(Figure record listings)
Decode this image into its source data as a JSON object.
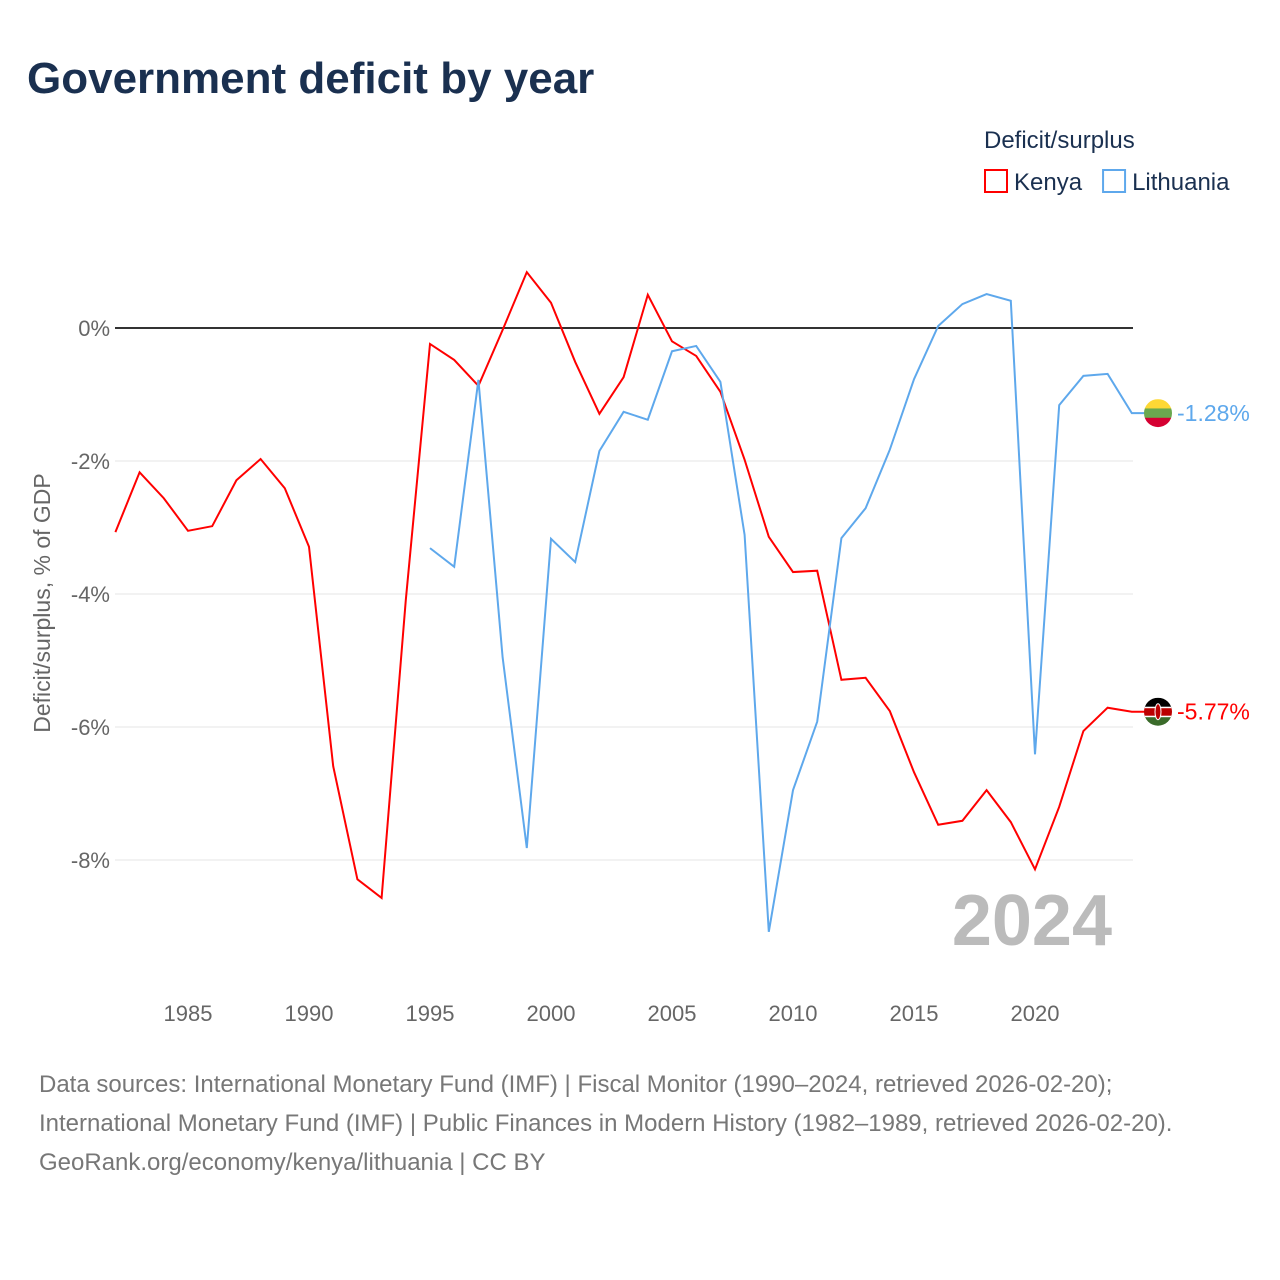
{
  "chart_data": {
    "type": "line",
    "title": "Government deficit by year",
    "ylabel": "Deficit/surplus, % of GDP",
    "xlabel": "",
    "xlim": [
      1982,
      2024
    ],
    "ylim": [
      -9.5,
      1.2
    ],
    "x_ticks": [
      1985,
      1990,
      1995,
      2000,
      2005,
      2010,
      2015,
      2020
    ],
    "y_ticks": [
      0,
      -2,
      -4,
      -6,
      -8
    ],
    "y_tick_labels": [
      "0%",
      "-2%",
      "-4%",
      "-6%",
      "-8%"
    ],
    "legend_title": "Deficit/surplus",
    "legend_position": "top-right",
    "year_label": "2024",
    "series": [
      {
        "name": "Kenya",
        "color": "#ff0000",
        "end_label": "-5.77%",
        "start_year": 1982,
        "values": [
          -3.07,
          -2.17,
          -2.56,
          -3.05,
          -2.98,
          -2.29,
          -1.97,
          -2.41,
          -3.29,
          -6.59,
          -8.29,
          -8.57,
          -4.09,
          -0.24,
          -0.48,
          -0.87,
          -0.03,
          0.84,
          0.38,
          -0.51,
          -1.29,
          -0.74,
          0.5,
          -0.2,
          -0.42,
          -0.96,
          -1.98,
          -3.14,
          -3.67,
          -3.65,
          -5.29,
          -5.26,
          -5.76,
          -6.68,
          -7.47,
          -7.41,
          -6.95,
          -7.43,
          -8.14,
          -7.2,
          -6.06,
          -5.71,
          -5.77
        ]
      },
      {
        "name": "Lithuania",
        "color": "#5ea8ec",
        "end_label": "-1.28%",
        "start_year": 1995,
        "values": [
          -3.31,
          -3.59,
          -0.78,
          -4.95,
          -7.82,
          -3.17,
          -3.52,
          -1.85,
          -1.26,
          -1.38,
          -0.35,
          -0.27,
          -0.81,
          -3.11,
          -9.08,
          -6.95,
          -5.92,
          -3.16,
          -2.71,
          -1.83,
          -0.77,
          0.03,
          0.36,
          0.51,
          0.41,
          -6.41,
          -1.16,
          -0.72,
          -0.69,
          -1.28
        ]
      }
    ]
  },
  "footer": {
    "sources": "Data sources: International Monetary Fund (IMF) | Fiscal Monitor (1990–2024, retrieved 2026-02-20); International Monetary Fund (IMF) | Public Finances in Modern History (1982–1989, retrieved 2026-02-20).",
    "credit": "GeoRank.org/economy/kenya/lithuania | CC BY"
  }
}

Your instructions:
All of the entries above should be copied exactly, except for the pictures.

Written solution:
Decode this image into its source data as a JSON object.
{
  "chart_data": {
    "type": "line",
    "title": "Government deficit by year",
    "ylabel": "Deficit/surplus, % of GDP",
    "xlabel": "",
    "xlim": [
      1982,
      2024
    ],
    "ylim": [
      -9.5,
      1.2
    ],
    "x_ticks": [
      1985,
      1990,
      1995,
      2000,
      2005,
      2010,
      2015,
      2020
    ],
    "y_ticks": [
      0,
      -2,
      -4,
      -6,
      -8
    ],
    "y_tick_labels": [
      "0%",
      "-2%",
      "-4%",
      "-6%",
      "-8%"
    ],
    "legend_title": "Deficit/surplus",
    "legend_position": "top-right",
    "year_label": "2024",
    "series": [
      {
        "name": "Kenya",
        "color": "#ff0000",
        "end_label": "-5.77%",
        "start_year": 1982,
        "values": [
          -3.07,
          -2.17,
          -2.56,
          -3.05,
          -2.98,
          -2.29,
          -1.97,
          -2.41,
          -3.29,
          -6.59,
          -8.29,
          -8.57,
          -4.09,
          -0.24,
          -0.48,
          -0.87,
          -0.03,
          0.84,
          0.38,
          -0.51,
          -1.29,
          -0.74,
          0.5,
          -0.2,
          -0.42,
          -0.96,
          -1.98,
          -3.14,
          -3.67,
          -3.65,
          -5.29,
          -5.26,
          -5.76,
          -6.68,
          -7.47,
          -7.41,
          -6.95,
          -7.43,
          -8.14,
          -7.2,
          -6.06,
          -5.71,
          -5.77
        ]
      },
      {
        "name": "Lithuania",
        "color": "#5ea8ec",
        "end_label": "-1.28%",
        "start_year": 1995,
        "values": [
          -3.31,
          -3.59,
          -0.78,
          -4.95,
          -7.82,
          -3.17,
          -3.52,
          -1.85,
          -1.26,
          -1.38,
          -0.35,
          -0.27,
          -0.81,
          -3.11,
          -9.08,
          -6.95,
          -5.92,
          -3.16,
          -2.71,
          -1.83,
          -0.77,
          0.03,
          0.36,
          0.51,
          0.41,
          -6.41,
          -1.16,
          -0.72,
          -0.69,
          -1.28
        ]
      }
    ]
  },
  "footer": {
    "sources": "Data sources: International Monetary Fund (IMF) | Fiscal Monitor (1990–2024, retrieved 2026-02-20); International Monetary Fund (IMF) | Public Finances in Modern History (1982–1989, retrieved 2026-02-20).",
    "credit": "GeoRank.org/economy/kenya/lithuania | CC BY"
  }
}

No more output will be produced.